The result of o.toString() in the userscript is always modified, no matter if it is privileged or not (by switching to @grant none).

Greasemonkey has a tighter sandbox, and as far as I can tell, it currently does not even distinguish between scripts with @grant none and more privileged scripts. Even if I write

unsafeWindow.securityTest = {f: o => console.log(o)};

into a @grant none script, the browser console tells me that the object securityTest is restricted.

Thart’s really interesting. I looked into it some more and it appears that in older versions of certain script managers like Tampermonkey, things did work like I said with scripts that used grants running separately with their own separate prototype, etc. However, it appears that at some point browser vendors made changes that prevented script managers from offering unsafeWindow for userscripts with this kind of sandboxing due to security concerns along the lines of what I mentioned. Maybe to preserve compatibility, some script managers are now injecting even grant using scripts into the page’s javascript context with a communication mechanism that proxies calls to gm_* functions back to the script manager? (Presumably something like postMessage or dispatching events.) If true, that means one should probably assume that anything in the page may be able to use that same communications mechanism directly without needing gm_* proxy functions. So presumably, any grants for one script could in principal be used by all javascript on the page if one is willing to reverse engineer the communications mechanism that the script manager uses. So I guess that would be another reason to want everything to be grant none.

I think this is correct. And looking at the code of the injected script, it seems that the GM_* functions are even in the global window object for a short time:

(function(that) {
		with (context) {
				"use strict";
				try {
					fapply(module, context, [, , context.CDATA, context.uneval, context.define, context.module, context.exports, context, context, context.unsafeWindow, context.console, context.cloneInto, context.exportFunction, context.createObjectIn, context.GM, context.GM_info, context.GM_xmlhttpRequest]);
				} catch (e) {
					if (e.message && e.stack) {
						console.error("ERROR: Execution of script 'Security Test' failed! " + e.message);
						console.log(e.stack.replace(/(\\(eval at )?<anonymous>[: ]?)|([\s.]*at Object.tms_[\s\S.]*)/g, ""));
					} else {
			)(async function tms_a6797c23_123e_543b_32564d87e1a(context, fapply, CDATA, uneval, define, module, exports, window, globalThis, unsafeWindow, console, cloneInto, exportFunction, createObjectIn, GM, GM_info, GM_xmlhttpRequest) {

				// ==UserScript==
				// @name     Security Test
				// @version  1
				// @match*
				// @grant    GM.xmlHttpRequest
				// @grant    GM_xmlhttpRequest
				// ==/UserScript==

				"use strict"

**GIVEN DATA**
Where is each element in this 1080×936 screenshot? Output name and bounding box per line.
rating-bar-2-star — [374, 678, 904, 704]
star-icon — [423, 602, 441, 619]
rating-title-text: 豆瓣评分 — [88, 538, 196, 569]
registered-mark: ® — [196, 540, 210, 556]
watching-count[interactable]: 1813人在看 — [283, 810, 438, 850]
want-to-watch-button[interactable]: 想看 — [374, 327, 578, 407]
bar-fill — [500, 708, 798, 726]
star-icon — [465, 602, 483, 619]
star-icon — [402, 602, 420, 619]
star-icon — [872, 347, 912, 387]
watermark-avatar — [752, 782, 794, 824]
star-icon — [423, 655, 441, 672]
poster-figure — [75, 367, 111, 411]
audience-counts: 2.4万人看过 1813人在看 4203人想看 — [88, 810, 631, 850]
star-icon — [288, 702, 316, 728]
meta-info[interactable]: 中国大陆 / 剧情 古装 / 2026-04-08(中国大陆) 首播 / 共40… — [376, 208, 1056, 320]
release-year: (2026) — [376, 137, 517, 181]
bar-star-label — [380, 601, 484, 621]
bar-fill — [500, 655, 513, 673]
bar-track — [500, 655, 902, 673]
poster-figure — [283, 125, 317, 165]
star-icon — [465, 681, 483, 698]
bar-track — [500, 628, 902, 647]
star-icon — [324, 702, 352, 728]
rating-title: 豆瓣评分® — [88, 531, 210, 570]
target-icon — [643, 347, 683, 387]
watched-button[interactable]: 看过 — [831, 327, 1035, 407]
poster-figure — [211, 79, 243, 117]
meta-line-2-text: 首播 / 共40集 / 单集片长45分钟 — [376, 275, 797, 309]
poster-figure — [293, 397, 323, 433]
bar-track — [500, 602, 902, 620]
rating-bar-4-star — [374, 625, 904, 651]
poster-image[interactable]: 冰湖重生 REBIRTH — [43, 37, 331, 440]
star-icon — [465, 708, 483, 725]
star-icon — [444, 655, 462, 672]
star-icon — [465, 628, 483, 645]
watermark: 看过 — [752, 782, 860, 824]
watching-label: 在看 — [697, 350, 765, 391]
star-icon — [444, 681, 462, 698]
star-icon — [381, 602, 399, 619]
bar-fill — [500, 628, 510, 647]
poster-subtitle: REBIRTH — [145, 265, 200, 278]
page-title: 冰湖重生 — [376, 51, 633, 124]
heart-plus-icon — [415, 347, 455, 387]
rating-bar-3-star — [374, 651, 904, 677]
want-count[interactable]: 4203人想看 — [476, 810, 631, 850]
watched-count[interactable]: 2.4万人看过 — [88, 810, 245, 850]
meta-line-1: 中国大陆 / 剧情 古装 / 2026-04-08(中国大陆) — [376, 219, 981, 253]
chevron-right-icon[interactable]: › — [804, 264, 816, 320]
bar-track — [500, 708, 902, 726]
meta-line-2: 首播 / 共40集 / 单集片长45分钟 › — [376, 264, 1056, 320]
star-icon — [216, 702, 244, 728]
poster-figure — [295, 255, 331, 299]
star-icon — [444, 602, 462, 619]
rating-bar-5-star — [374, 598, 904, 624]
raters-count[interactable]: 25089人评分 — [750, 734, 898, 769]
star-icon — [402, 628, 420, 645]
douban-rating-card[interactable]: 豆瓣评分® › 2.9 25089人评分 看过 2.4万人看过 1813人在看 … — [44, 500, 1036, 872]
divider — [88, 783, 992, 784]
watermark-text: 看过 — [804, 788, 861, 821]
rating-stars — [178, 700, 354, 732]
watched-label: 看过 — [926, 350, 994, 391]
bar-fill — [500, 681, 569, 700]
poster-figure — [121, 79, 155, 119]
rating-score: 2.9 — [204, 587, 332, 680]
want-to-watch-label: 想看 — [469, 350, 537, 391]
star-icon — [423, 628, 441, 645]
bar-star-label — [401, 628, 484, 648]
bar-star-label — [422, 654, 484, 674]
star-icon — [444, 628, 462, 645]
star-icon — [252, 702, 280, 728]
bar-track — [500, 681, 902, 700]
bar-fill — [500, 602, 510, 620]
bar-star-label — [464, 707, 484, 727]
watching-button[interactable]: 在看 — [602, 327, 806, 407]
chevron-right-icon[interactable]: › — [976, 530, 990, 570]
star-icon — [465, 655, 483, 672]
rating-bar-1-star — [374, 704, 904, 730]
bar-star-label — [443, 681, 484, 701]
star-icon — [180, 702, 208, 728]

**PROBLEM STATEMENT**
Copy word for word the part of the userscript sandboxing text above that opens with the words containing "The result of" and closes with "securityTest is restricted.".

**ANSWER BELOW**
The result of o.toString() in the userscript is always modified, no matter if it is privileged or not (by switching to @grant none).

Greasemonkey has a tighter sandbox, and as far as I can tell, it currently does not even distinguish between scripts with @grant none and more privileged scripts. Even if I write

unsafeWindow.securityTest = {f: o => console.log(o)};

into a @grant none script, the browser console tells me that the object securityTest is restricted.